━━ DATA TO USE ━━

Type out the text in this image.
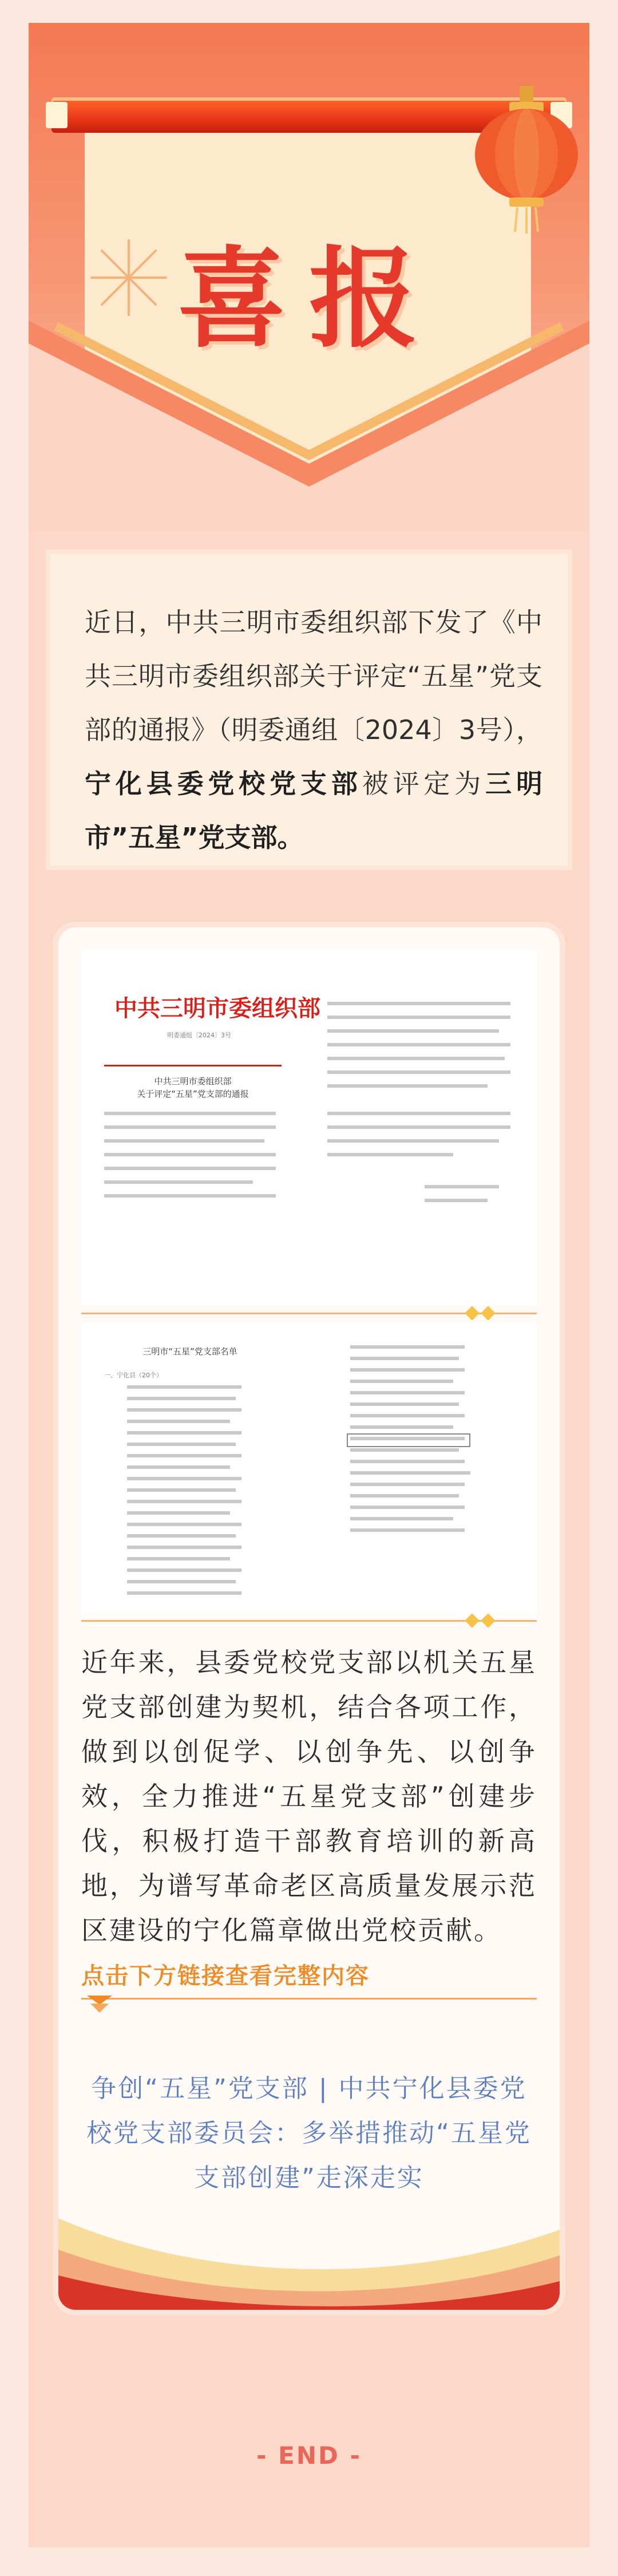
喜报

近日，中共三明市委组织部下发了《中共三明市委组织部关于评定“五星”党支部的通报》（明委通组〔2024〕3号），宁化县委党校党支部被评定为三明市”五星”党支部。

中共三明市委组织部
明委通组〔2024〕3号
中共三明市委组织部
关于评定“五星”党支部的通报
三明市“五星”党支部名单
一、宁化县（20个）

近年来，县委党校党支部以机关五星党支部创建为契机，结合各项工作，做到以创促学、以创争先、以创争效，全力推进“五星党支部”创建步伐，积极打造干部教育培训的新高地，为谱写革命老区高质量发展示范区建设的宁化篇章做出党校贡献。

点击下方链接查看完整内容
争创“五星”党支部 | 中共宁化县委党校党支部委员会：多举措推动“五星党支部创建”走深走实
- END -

━━━

OBJECTIVE:
In the entries above, locate every line with the word "明委通组" and copy it.

WRITTEN RESPONSE:
近日，中共三明市委组织部下发了《中共三明市委组织部关于评定“五星”党支部的通报》（明委通组〔2024〕3号），宁化县委党校党支部被评定为三明市”五星”党支部。
明委通组〔2024〕3号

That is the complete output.